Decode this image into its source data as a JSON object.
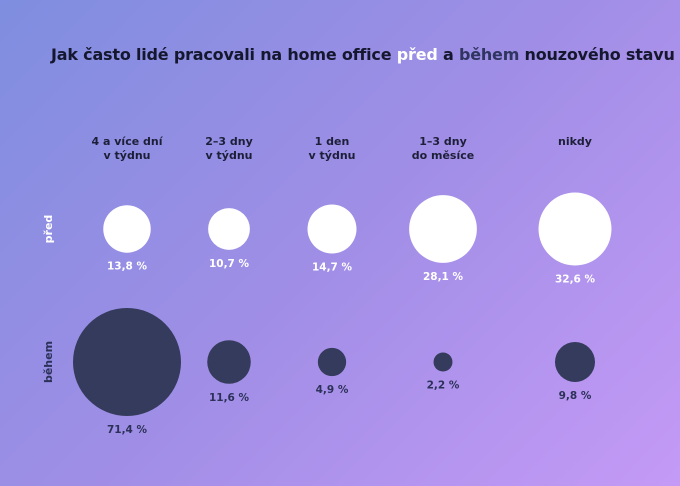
{
  "title": {
    "part1": "Jak často lidé pracovali na home office ",
    "highlight1": "před",
    "part2": " a ",
    "highlight2": "během",
    "part3": " nouzového stavu"
  },
  "colors": {
    "before": "#ffffff",
    "during": "#343b5c",
    "label_before": "#ffffff",
    "label_during": "#2b3158"
  },
  "chart_data": {
    "type": "bubble",
    "title": "Jak často lidé pracovali na home office před a během nouzového stavu",
    "categories": [
      [
        "4 a více dní",
        "v týdnu"
      ],
      [
        "2–3 dny",
        "v týdnu"
      ],
      [
        "1 den",
        "v týdnu"
      ],
      [
        "1–3 dny",
        "do měsíce"
      ],
      [
        "nikdy"
      ]
    ],
    "unit": "%",
    "series": [
      {
        "name": "před",
        "values": [
          13.8,
          10.7,
          14.7,
          28.1,
          32.6
        ],
        "labels": [
          "13,8 %",
          "10,7 %",
          "14,7 %",
          "28,1 %",
          "32,6 %"
        ]
      },
      {
        "name": "během",
        "values": [
          71.4,
          11.6,
          4.9,
          2.2,
          9.8
        ],
        "labels": [
          "71,4 %",
          "11,6 %",
          "4,9 %",
          "2,2 %",
          "9,8 %"
        ]
      }
    ]
  }
}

§ **SET TASK**: Find each line that has the word "před", then copy it out.

§ **ANSWER**:
    "highlight1": "před",
    "title": "Jak často lidé pracovali na home office před a během nouzového stavu",
        "name": "před",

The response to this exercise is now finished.